#### Task input ####
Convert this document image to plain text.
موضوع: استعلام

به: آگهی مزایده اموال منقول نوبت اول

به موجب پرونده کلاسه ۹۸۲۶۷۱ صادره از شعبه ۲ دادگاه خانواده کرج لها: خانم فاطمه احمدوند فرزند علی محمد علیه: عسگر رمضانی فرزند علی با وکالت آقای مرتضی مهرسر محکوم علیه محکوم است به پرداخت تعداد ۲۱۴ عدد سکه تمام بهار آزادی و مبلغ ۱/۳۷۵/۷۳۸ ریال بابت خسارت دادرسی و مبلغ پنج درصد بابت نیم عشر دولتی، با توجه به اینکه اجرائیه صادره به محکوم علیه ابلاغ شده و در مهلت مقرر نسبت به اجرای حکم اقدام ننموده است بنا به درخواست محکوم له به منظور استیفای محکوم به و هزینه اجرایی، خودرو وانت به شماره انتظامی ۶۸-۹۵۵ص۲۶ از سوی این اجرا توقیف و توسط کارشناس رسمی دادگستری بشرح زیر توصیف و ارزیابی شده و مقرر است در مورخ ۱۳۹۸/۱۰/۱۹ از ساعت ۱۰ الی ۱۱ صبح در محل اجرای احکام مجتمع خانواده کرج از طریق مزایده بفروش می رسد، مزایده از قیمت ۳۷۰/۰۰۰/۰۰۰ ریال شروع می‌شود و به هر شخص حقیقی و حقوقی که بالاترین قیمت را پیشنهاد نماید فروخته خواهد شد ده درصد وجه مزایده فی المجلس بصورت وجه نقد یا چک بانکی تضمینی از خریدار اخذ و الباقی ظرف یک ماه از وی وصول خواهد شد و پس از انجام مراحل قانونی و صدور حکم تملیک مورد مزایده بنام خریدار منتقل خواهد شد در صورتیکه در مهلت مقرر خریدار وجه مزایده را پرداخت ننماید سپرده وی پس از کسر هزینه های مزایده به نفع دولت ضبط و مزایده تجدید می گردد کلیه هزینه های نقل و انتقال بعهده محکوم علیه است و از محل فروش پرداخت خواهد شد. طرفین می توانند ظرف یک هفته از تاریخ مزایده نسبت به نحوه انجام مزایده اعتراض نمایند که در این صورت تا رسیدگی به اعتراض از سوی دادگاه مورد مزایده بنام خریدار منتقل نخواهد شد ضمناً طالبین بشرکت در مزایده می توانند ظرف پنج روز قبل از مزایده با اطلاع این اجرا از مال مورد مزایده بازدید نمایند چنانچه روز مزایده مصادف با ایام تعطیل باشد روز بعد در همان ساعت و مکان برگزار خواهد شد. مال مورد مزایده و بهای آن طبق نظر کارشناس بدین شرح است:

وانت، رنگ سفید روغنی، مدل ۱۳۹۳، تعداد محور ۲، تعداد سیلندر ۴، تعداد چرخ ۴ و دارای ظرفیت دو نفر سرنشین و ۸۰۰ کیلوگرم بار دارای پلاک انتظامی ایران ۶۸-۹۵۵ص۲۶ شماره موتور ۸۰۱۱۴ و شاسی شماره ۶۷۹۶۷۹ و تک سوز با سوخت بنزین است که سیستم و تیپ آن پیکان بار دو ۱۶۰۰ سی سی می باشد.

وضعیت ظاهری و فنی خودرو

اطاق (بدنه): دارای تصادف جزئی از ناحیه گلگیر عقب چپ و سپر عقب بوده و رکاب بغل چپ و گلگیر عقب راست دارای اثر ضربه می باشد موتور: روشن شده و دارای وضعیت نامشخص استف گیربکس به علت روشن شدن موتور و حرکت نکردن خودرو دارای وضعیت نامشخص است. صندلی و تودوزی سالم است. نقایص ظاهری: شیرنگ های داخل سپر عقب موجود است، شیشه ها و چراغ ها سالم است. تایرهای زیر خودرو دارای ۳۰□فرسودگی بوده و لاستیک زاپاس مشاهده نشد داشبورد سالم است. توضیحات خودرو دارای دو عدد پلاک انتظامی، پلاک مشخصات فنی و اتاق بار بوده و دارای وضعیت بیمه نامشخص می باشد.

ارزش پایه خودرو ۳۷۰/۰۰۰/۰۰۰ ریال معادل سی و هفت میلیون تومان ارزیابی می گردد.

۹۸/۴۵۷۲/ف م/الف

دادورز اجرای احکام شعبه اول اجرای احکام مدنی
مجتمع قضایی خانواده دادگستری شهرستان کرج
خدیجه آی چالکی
####
### Instructions to follow
Extract all of the data shown above without alteration.

### The completed task
Convert this document image to plain text.
موضوع: استعلام

به: آگهی مزایده اموال منقول نوبت اول

به موجب پرونده کلاسه ۹۸۲۶۷۱ صادره از شعبه ۲ دادگاه خانواده کرج لها: خانم فاطمه احمدوند فرزند علی محمد علیه: عسگر رمضانی فرزند علی با وکالت آقای مرتضی مهرسر محکوم علیه محکوم است به پرداخت تعداد ۲۱۴ عدد سکه تمام بهار آزادی و مبلغ ۱/۳۷۵/۷۳۸ ریال بابت خسارت دادرسی و مبلغ پنج درصد بابت نیم عشر دولتی، با توجه به اینکه اجرائیه صادره به محکوم علیه ابلاغ شده و در مهلت مقرر نسبت به اجرای حکم اقدام ننموده است بنا به درخواست محکوم له به منظور استیفای محکوم به و هزینه اجرایی، خودرو وانت به شماره انتظامی ۶۸-۹۵۵ص۲۶ از سوی این اجرا توقیف و توسط کارشناس رسمی دادگستری بشرح زیر توصیف و ارزیابی شده و مقرر است در مورخ ۱۳۹۸/۱۰/۱۹ از ساعت ۱۰ الی ۱۱ صبح در محل اجرای احکام مجتمع خانواده کرج از طریق مزایده بفروش می رسد، مزایده از قیمت ۳۷۰/۰۰۰/۰۰۰ ریال شروع می‌شود و به هر شخص حقیقی و حقوقی که بالاترین قیمت را پیشنهاد نماید فروخته خواهد شد ده درصد وجه مزایده فی المجلس بصورت وجه نقد یا چک بانکی تضمینی از خریدار اخذ و الباقی ظرف یک ماه از وی وصول خواهد شد و پس از انجام مراحل قانونی و صدور حکم تملیک مورد مزایده بنام خریدار منتقل خواهد شد در صورتیکه در مهلت مقرر خریدار وجه مزایده را پرداخت ننماید سپرده وی پس از کسر هزینه های مزایده به نفع دولت ضبط و مزایده تجدید می گردد کلیه هزینه های نقل و انتقال بعهده محکوم علیه است و از محل فروش پرداخت خواهد شد. طرفین می توانند ظرف یک هفته از تاریخ مزایده نسبت به نحوه انجام مزایده اعتراض نمایند که در این صورت تا رسیدگی به اعتراض از سوی دادگاه مورد مزایده بنام خریدار منتقل نخواهد شد ضمناً طالبین بشرکت در مزایده می توانند ظرف پنج روز قبل از مزایده با اطلاع این اجرا از مال مورد مزایده بازدید نمایند چنانچه روز مزایده مصادف با ایام تعطیل باشد روز بعد در همان ساعت و مکان برگزار خواهد شد. مال مورد مزایده و بهای آن طبق نظر کارشناس بدین شرح است:

وانت، رنگ سفید روغنی، مدل ۱۳۹۳، تعداد محور ۲، تعداد سیلندر ۴، تعداد چرخ ۴ و دارای ظرفیت دو نفر سرنشین و ۸۰۰ کیلوگرم بار دارای پلاک انتظامی ایران ۶۸-۹۵۵ص۲۶ شماره موتور ۸۰۱۱۴ و شاسی شماره ۶۷۹۶۷۹ و تک سوز با سوخت بنزین است که سیستم و تیپ آن پیکان بار دو ۱۶۰۰ سی سی می باشد.

وضعیت ظاهری و فنی خودرو

اطاق (بدنه): دارای تصادف جزئی از ناحیه گلگیر عقب چپ و سپر عقب بوده و رکاب بغل چپ و گلگیر عقب راست دارای اثر ضربه می باشد موتور: روشن شده و دارای وضعیت نامشخص استف گیربکس به علت روشن شدن موتور و حرکت نکردن خودرو دارای وضعیت نامشخص است. صندلی و تودوزی سالم است. نقایص ظاهری: شیرنگ های داخل سپر عقب موجود است، شیشه ها و چراغ ها سالم است. تایرهای زیر خودرو دارای ۳۰□فرسودگی بوده و لاستیک زاپاس مشاهده نشد داشبورد سالم است. توضیحات خودرو دارای دو عدد پلاک انتظامی، پلاک مشخصات فنی و اتاق بار بوده و دارای وضعیت بیمه نامشخص می باشد.

ارزش پایه خودرو ۳۷۰/۰۰۰/۰۰۰ ریال معادل سی و هفت میلیون تومان ارزیابی می گردد.

۹۸/۴۵۷۲/ف م/الف

دادورز اجرای احکام شعبه اول اجرای احکام مدنی
مجتمع قضایی خانواده دادگستری شهرستان کرج
خدیجه آی چالکی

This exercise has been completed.